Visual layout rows
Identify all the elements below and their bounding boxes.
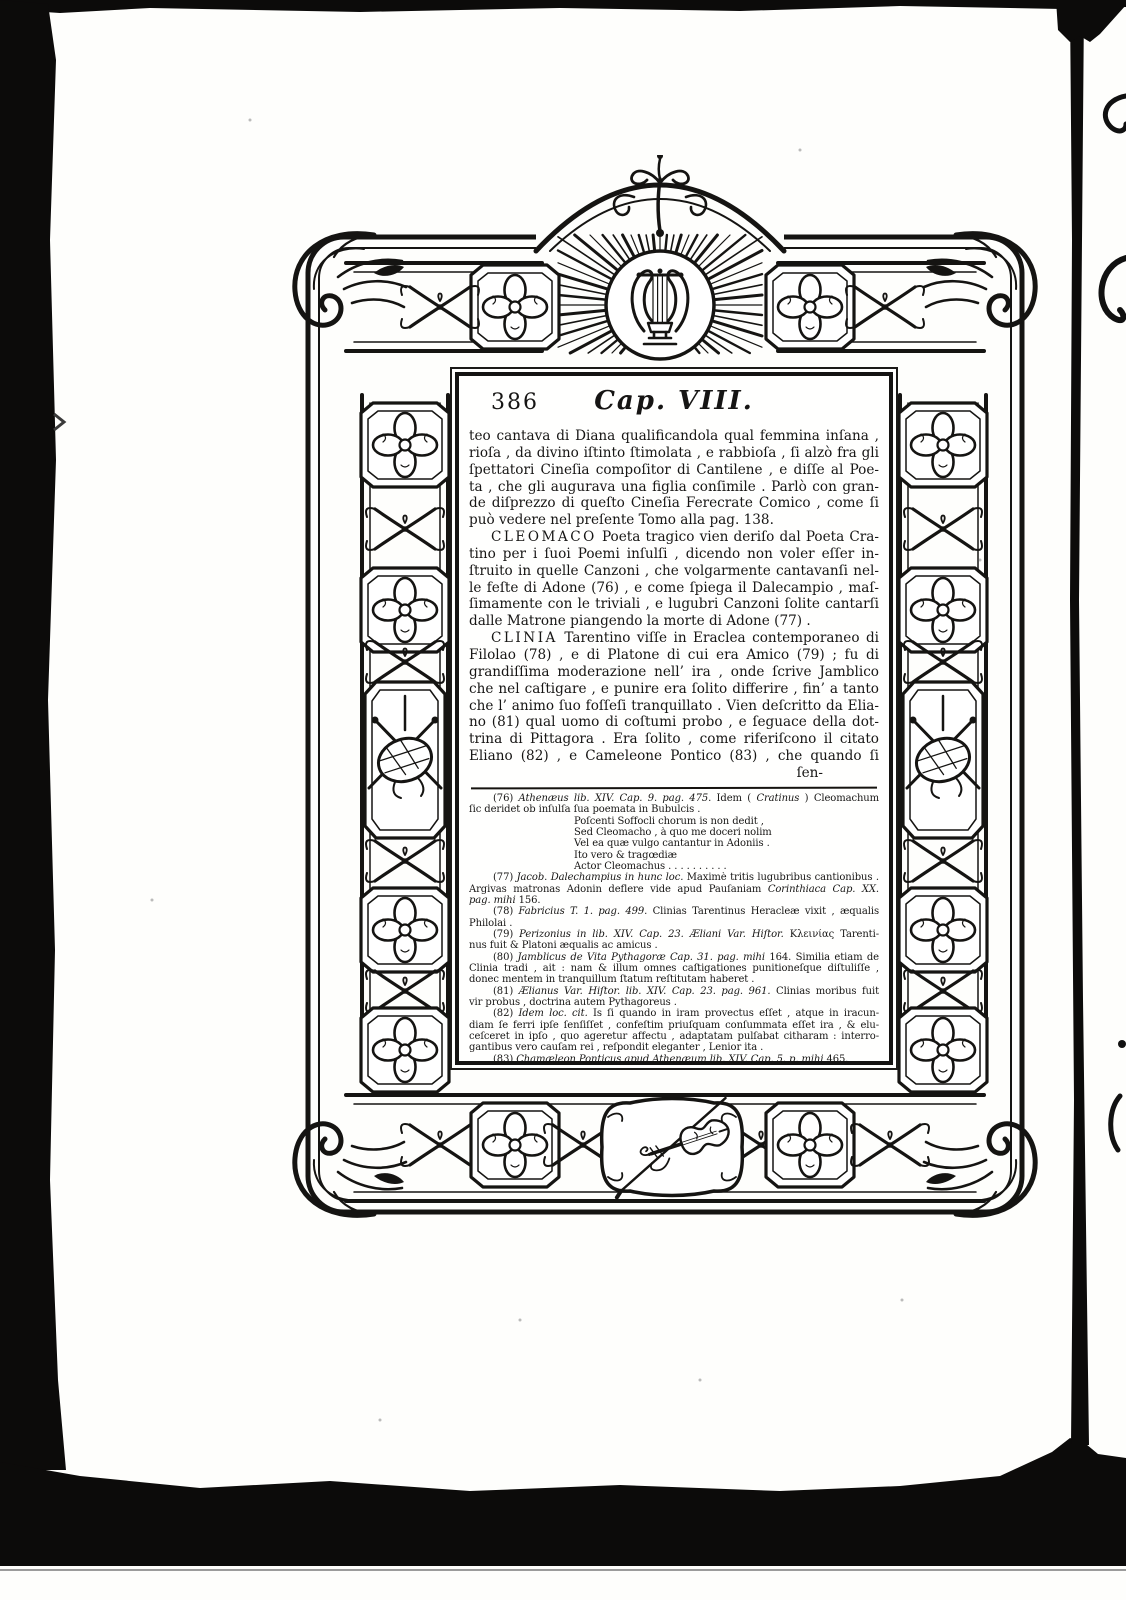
scanner-bed-line	[0, 1569, 1126, 1571]
catchword: ſen-	[797, 765, 823, 781]
text-line: ta , che gli augurava una figlia conſimi…	[469, 479, 879, 496]
text-line: rioſa , da divino iſtinto ſtimolata , e …	[469, 445, 879, 462]
bottom-edge-shadow	[0, 1438, 1126, 1566]
foliage-knot-icon	[904, 970, 982, 1012]
text-line: ſpettatori Cineſia compoſitor di Cantile…	[469, 462, 879, 479]
foliage-knot-icon	[366, 840, 444, 882]
text-block: 386 Cap. VIII. teo cantava di Diana qual…	[450, 367, 898, 1070]
text-line: grandiſſima moderazione nell’ ira , onde…	[469, 664, 879, 681]
text-line: (76) Athenæus lib. XIV. Cap. 9. pag. 475…	[469, 793, 879, 804]
margin-mark	[54, 414, 64, 430]
text-line: Eliano (82) , e Cameleone Pontico (83) ,…	[469, 748, 879, 765]
left-edge-shadow	[0, 0, 66, 1470]
text-line: ſimamente con le triviali , e lugubri Ca…	[469, 596, 879, 613]
foliage-knot-icon	[366, 508, 444, 550]
top-right-corner-shadow	[1056, 0, 1126, 42]
foliage-knot-icon	[904, 508, 982, 550]
text-line: (83) Chamæleon Ponticus apud Athenæum li…	[469, 1054, 879, 1065]
page-header: 386 Cap. VIII.	[469, 382, 879, 428]
text-line: no (81) qual uomo di coſtumi probo , e ſ…	[469, 714, 879, 731]
text-line: Ito vero & tragœdiæ	[469, 850, 879, 861]
text-line: Argivas matronas Adonin deflere vide apu…	[469, 884, 879, 895]
text-line: può vedere nel preſente Tomo alla pag. 1…	[469, 512, 879, 529]
foliage-knot-icon	[904, 840, 982, 882]
foliage-knot-icon	[401, 1124, 479, 1166]
text-line: donec mentem in tranquillum ſtatum reſti…	[469, 974, 879, 985]
text-line: Actor Cleomachus . . . . . . . . . .	[469, 861, 879, 872]
book-gutter	[1070, 6, 1089, 1445]
facing-page-fragments	[1102, 96, 1126, 1150]
text-line: le feſte di Adone (76) , e come ſpiega i…	[469, 580, 879, 597]
acanthus-crest-icon	[614, 155, 706, 237]
text-line: Philolai .	[469, 918, 879, 929]
violin-icon	[598, 1098, 744, 1197]
text-line: che nel caſtigare , e punire era ſolito …	[469, 681, 879, 698]
text-line: Poſcenti Soffocli chorum is non dedit ,	[469, 816, 879, 827]
text-line: ſtruito in quelle Canzoni , che volgarme…	[469, 563, 879, 580]
text-line: Sed Cleomacho , à quo me doceri nolim	[469, 827, 879, 838]
text-line: trina di Pittagora . Era ſolito , come r…	[469, 731, 879, 748]
text-line: (81) Ælianus Var. Hiſtor. lib. XIV. Cap.…	[469, 986, 879, 997]
text-line: (77) Jacob. Dalechampius in hunc loc. Ma…	[469, 872, 879, 883]
footnotes: (76) Athenæus lib. XIV. Cap. 9. pag. 475…	[469, 793, 879, 1065]
text-line: gantibus vero cauſam rei , reſpondit ele…	[469, 1042, 879, 1053]
text-line: Filolao (78) , e di Platone di cui era A…	[469, 647, 879, 664]
text-line: vir probus , doctrina autem Pythagoreus …	[469, 997, 879, 1008]
foliage-knot-icon	[366, 970, 444, 1012]
text-line: CLEOMACO Poeta tragico vien deriſo dal P…	[469, 529, 879, 546]
text-line: CLINIA Tarentino viſſe in Eraclea contem…	[469, 630, 879, 647]
text-line: diam ſe ferri ipſe ſenſiſſet , confeſtim…	[469, 1020, 879, 1031]
text-line: (79) Perizonius in lib. XIV. Cap. 23. Æl…	[469, 929, 879, 940]
text-line: Clinia tradi , ait : nam & illum omnes c…	[469, 963, 879, 974]
scanned-book-page: 386 Cap. VIII. teo cantava di Diana qual…	[0, 0, 1126, 1600]
foliage-knot-icon	[851, 1124, 929, 1166]
text-line: dalle Matrone piangendo la morte di Adon…	[469, 613, 879, 630]
foliage-knot-icon	[846, 286, 924, 328]
text-line: nus fuit & Platoni æqualis ac amicus .	[469, 940, 879, 951]
text-line: teo cantava di Diana qualificandola qual…	[469, 428, 879, 445]
text-line: (82) Idem loc. cit. Is ſi quando in iram…	[469, 1008, 879, 1019]
main-text: teo cantava di Diana qualificandola qual…	[469, 428, 879, 765]
text-line: (80) Jamblicus de Vita Pythagoræ Cap. 31…	[469, 952, 879, 963]
text-line: ſic deridet ob inſulſa ſua poemata in Bu…	[469, 804, 879, 815]
catchword-row: ſen-	[469, 765, 879, 782]
text-block-inner-border: 386 Cap. VIII. teo cantava di Diana qual…	[455, 372, 893, 1065]
text-line: ceſceret in ipſo , quo ageretur affectu …	[469, 1031, 879, 1042]
text-line: (78) Fabricius T. 1. pag. 499. Clinias T…	[469, 906, 879, 917]
footnote-separator	[471, 786, 877, 789]
text-line: Vel ea quæ vulgo cantantur in Adoniis .	[469, 838, 879, 849]
foliage-knot-icon	[401, 286, 479, 328]
lyre-icon	[606, 251, 714, 359]
top-edge-shadow	[0, 0, 1126, 13]
text-line: de diſprezzo di queſto Cineſia Ferecrate…	[469, 495, 879, 512]
chapter-heading: Cap. VIII.	[469, 386, 879, 416]
text-line: pag. mihi 156.	[469, 895, 879, 906]
text-line: tino per i ſuoi Poemi inſulſi , dicendo …	[469, 546, 879, 563]
text-line: che l’ animo ſuo foſſeſi tranquillato . …	[469, 698, 879, 715]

# DIRECTIONS
Copy the rows from the one containing "1569, 1126, 1571]" to the one containing "840, 444, 882]", substituting "leaf-knot-icon" for "foliage-knot-icon" and leaving everything else as it is.

# RESULT OF THIS EXERCISE
scanner-bed-line	[0, 1569, 1126, 1571]
catchword: ſen-	[797, 765, 823, 781]
text-line: ta , che gli augurava una figlia conſimi…	[469, 479, 879, 496]
text-line: rioſa , da divino iſtinto ſtimolata , e …	[469, 445, 879, 462]
bottom-edge-shadow	[0, 1438, 1126, 1566]
leaf-knot-icon	[904, 970, 982, 1012]
text-line: ſpettatori Cineſia compoſitor di Cantile…	[469, 462, 879, 479]
leaf-knot-icon	[366, 840, 444, 882]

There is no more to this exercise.